Task to carry out: In the records below, take the lines from the one containing "0, 1840, 34]" up to and including the one containing "0, 1774, 34]". Return them as a JSON list of strings, one string per line, leaving out blank lines.

Source records:
---
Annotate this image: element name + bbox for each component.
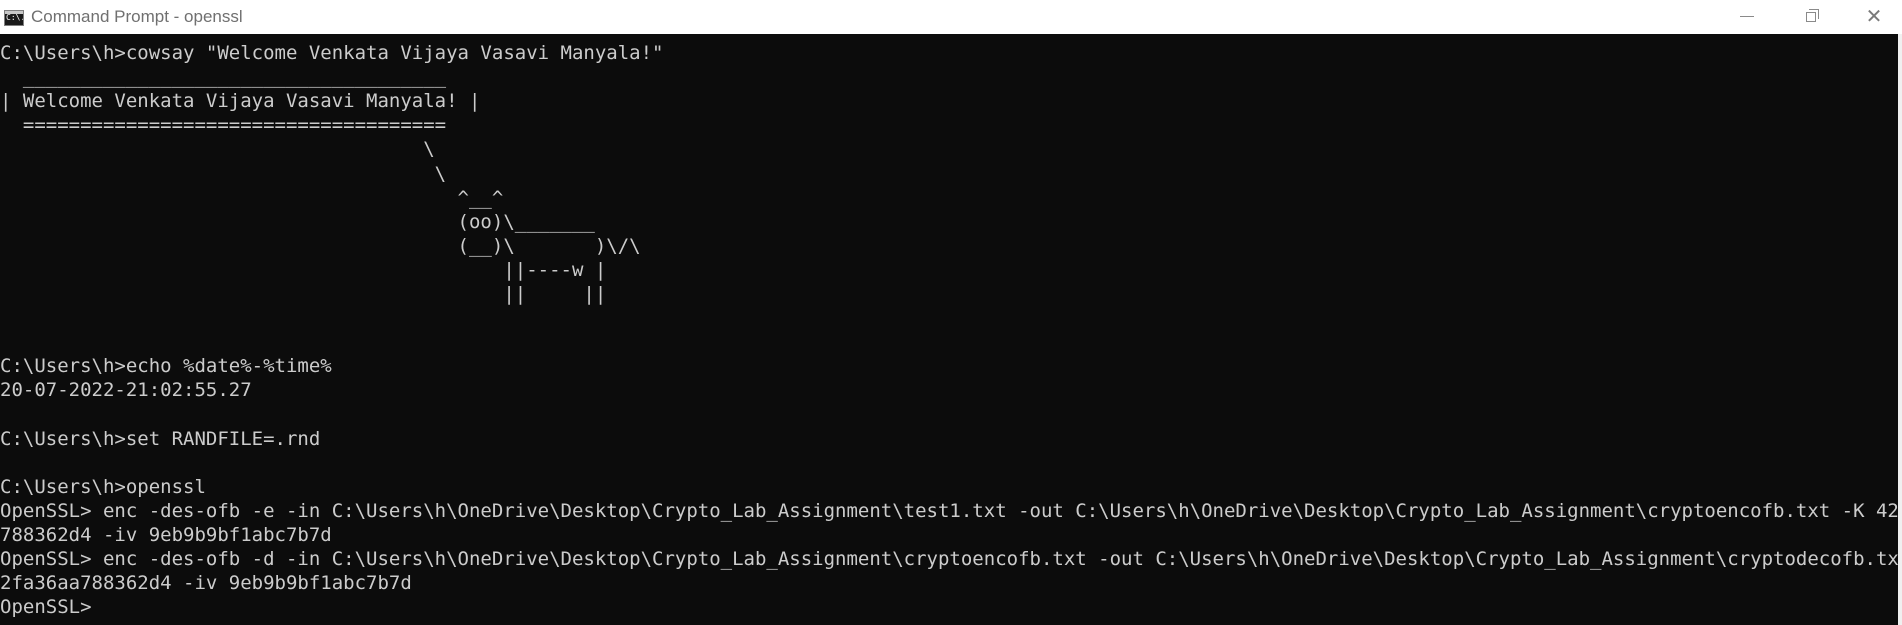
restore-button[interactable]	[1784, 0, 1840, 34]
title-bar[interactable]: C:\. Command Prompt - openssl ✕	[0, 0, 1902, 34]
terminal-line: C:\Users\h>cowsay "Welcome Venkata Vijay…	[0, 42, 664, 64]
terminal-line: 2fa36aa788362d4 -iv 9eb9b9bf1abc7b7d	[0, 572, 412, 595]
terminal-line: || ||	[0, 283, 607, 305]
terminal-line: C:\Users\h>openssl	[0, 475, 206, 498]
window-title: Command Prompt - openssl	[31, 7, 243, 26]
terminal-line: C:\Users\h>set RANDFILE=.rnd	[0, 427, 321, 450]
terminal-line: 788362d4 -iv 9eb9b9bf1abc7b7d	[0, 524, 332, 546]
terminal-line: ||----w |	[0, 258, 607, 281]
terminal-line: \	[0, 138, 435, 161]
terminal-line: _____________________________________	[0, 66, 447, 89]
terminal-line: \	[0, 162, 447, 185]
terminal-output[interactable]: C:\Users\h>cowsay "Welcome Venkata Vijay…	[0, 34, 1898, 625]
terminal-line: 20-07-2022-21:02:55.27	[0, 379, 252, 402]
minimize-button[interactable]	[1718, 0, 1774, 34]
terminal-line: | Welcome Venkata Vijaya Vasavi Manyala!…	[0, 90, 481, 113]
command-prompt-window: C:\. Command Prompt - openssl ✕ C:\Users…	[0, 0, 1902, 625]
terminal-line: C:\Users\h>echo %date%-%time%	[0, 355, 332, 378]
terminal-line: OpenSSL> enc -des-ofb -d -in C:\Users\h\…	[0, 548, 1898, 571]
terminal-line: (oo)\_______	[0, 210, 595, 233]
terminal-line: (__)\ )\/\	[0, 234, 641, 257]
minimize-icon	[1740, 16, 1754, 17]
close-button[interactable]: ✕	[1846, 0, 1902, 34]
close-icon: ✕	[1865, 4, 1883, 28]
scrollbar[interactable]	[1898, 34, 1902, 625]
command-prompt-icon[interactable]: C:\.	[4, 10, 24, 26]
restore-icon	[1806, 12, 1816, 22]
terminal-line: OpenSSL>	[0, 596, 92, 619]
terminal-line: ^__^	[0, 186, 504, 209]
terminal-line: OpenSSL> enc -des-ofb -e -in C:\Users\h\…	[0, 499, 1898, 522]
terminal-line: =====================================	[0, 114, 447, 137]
---
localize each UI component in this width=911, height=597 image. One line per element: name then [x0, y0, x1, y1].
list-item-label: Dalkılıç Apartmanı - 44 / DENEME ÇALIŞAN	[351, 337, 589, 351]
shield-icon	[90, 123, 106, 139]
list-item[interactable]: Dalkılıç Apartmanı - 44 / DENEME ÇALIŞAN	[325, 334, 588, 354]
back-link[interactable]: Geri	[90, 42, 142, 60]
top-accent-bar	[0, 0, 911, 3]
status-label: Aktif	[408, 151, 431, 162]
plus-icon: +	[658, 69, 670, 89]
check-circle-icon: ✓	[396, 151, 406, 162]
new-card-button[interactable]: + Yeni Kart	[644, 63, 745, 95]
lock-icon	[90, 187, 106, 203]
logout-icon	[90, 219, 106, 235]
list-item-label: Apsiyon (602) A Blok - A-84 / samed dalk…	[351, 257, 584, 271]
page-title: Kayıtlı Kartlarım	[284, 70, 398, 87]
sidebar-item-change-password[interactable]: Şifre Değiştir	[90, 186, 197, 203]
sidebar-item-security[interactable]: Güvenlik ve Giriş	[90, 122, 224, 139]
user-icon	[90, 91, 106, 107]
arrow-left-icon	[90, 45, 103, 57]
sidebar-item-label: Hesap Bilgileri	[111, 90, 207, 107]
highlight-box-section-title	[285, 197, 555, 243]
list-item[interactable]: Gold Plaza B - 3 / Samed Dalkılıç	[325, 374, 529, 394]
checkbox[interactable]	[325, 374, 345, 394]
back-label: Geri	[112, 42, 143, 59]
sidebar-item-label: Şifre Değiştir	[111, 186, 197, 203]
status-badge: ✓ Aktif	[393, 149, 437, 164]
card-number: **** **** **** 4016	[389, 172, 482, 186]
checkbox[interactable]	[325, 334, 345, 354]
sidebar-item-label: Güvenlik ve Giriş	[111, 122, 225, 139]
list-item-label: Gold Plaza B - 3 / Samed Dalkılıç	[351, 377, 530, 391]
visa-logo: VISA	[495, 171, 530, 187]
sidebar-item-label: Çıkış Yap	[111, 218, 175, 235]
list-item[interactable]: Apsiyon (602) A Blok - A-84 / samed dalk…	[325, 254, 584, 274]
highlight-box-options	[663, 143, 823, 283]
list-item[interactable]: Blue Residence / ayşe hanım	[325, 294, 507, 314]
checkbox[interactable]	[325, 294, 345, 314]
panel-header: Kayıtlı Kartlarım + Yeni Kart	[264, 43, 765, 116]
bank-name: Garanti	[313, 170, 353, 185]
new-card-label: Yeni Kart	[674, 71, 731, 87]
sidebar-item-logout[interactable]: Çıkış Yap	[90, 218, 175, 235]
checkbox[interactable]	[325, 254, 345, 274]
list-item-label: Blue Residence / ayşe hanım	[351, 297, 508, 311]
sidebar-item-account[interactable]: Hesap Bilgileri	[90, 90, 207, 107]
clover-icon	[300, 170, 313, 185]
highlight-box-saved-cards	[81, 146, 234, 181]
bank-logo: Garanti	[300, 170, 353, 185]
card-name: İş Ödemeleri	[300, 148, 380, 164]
---
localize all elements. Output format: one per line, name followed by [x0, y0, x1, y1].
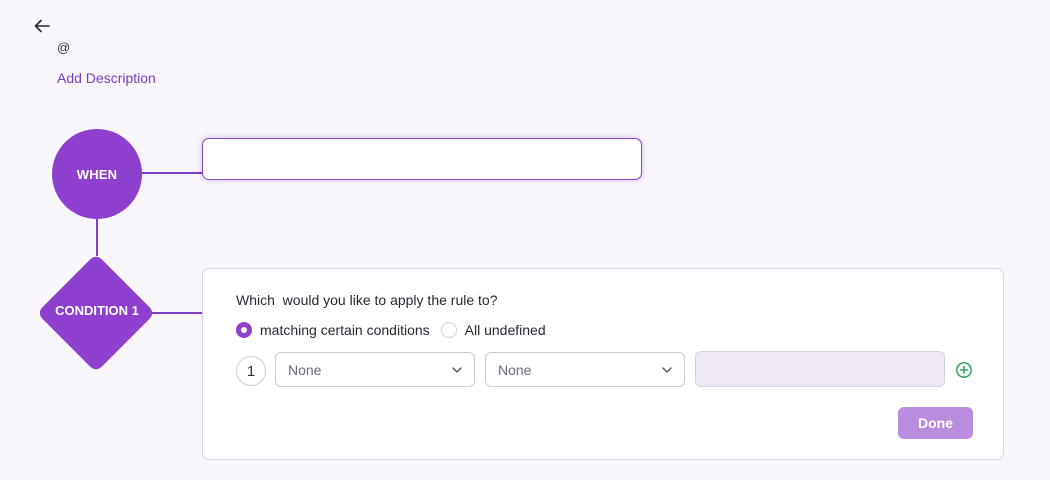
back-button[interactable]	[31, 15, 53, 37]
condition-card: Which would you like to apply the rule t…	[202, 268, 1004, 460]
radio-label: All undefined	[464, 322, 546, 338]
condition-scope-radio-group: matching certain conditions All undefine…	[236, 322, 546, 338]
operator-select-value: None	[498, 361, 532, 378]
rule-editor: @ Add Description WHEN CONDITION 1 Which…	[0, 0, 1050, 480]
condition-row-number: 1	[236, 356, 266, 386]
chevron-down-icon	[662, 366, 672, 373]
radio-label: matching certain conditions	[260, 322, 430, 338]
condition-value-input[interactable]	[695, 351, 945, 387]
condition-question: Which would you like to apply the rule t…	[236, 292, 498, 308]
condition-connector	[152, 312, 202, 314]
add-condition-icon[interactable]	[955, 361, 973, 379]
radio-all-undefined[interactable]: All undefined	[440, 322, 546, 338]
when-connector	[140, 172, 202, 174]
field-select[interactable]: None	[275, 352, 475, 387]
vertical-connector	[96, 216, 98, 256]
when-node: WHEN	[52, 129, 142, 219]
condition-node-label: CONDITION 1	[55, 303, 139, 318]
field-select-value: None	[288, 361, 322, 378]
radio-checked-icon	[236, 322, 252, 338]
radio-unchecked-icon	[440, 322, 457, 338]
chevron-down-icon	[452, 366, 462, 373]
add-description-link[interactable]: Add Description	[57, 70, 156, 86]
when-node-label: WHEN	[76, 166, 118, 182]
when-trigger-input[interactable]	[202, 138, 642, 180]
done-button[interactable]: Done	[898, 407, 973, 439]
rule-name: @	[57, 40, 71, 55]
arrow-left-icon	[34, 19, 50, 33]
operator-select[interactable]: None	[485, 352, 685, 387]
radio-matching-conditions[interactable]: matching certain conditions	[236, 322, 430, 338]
---
Written answer:
[
  "restore-button[interactable]\t[1784, 0, 1840, 34]",
  "title-bar[interactable]: C:\\. Command Prompt - openssl ✕\t[0, 0, 1902, 34]",
  "terminal-line: C:\\Users\\h>cowsay \"Welcome Venkata Vijay…\t[0, 42, 664, 64]",
  "terminal-line: 2fa36aa788362d4 -iv 9eb9b9bf1abc7b7d\t[0, 572, 412, 595]",
  "terminal-line: || ||\t[0, 283, 607, 305]",
  "terminal-line: C:\\Users\\h>openssl\t[0, 475, 206, 498]",
  "window-title: Command Prompt - openssl\t[31, 7, 243, 26]",
  "terminal-line: C:\\Users\\h>set RANDFILE=.rnd\t[0, 427, 321, 450]",
  "terminal-line: 788362d4 -iv 9eb9b9bf1abc7b7d\t[0, 524, 332, 546]",
  "terminal-line: ||----w |\t[0, 258, 607, 281]",
  "terminal-line: \\\t[0, 138, 435, 161]",
  "terminal-line: _____________________________________\t[0, 66, 447, 89]",
  "terminal-line: \\\t[0, 162, 447, 185]",
  "terminal-output[interactable]: C:\\Users\\h>cowsay \"Welcome Venkata Vijay…\t[0, 34, 1898, 625]",
  "terminal-line: 20-07-2022-21:02:55.27\t[0, 379, 252, 402]",
  "minimize-button[interactable]\t[1718, 0, 1774, 34]"
]